■ What to work on
Wherever the word "list" turns up in a line of the entries, copy that line.

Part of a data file
•••••

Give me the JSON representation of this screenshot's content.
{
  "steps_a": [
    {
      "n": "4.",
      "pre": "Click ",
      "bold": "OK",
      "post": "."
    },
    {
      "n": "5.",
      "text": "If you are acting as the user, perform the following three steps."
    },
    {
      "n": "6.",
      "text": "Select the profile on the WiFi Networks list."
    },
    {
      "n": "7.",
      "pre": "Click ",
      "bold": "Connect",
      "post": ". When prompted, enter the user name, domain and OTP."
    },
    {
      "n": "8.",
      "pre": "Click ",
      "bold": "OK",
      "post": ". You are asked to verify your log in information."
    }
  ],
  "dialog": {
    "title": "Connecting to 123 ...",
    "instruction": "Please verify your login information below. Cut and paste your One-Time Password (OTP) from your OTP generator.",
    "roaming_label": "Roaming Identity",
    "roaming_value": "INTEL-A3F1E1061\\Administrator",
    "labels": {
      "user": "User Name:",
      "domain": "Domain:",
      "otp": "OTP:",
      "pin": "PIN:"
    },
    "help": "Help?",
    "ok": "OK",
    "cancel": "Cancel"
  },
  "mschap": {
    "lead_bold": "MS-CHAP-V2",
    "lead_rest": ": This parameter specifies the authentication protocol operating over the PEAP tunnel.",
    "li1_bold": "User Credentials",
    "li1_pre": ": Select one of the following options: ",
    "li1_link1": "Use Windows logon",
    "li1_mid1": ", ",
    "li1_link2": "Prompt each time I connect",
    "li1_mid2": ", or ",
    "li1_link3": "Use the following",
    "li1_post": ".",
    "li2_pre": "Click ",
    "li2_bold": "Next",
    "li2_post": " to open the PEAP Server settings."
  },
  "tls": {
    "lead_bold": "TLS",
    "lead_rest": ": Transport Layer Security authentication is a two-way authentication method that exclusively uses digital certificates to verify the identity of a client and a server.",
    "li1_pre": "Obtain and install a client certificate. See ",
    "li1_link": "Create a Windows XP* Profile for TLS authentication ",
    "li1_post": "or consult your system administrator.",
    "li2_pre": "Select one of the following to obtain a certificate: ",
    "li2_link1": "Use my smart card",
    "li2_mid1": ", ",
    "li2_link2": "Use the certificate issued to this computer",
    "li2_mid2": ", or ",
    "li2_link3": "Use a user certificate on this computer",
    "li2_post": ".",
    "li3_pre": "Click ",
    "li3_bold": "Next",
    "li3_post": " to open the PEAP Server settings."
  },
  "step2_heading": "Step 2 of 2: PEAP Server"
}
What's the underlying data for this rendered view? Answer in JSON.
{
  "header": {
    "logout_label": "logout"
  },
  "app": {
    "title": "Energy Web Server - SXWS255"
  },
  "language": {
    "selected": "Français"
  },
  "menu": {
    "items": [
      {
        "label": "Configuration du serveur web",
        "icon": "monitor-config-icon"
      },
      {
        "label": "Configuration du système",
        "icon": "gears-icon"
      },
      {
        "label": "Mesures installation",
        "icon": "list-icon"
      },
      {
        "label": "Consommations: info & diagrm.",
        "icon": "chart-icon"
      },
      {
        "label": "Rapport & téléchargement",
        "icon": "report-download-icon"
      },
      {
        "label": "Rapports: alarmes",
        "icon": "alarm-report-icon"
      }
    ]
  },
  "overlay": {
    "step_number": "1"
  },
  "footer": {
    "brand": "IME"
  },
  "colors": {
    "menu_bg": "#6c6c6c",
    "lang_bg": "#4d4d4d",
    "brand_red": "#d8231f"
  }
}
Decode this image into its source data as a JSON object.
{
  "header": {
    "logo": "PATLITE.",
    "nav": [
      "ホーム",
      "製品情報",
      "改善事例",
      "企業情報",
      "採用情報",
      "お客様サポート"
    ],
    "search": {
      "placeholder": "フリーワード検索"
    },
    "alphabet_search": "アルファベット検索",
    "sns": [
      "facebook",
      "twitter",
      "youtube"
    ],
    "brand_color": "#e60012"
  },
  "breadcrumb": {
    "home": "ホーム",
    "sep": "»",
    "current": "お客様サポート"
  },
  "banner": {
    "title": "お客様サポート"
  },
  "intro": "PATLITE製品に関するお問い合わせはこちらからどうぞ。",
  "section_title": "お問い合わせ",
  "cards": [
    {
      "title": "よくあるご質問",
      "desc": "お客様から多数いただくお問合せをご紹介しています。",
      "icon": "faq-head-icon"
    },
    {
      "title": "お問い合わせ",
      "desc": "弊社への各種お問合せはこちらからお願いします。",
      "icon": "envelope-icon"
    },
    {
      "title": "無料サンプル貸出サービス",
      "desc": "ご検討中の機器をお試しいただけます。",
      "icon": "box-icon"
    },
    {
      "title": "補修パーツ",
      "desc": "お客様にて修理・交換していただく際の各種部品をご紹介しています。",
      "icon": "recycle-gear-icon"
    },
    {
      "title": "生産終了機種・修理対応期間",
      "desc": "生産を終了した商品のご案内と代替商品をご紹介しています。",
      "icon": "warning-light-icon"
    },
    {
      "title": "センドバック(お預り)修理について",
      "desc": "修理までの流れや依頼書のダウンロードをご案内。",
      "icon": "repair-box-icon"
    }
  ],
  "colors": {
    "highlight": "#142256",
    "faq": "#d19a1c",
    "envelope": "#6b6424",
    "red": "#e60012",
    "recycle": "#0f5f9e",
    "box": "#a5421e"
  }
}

•••••

■ Response to the exercise
      "text": "Select the profile on the WiFi Networks list."
        "icon": "list-icon"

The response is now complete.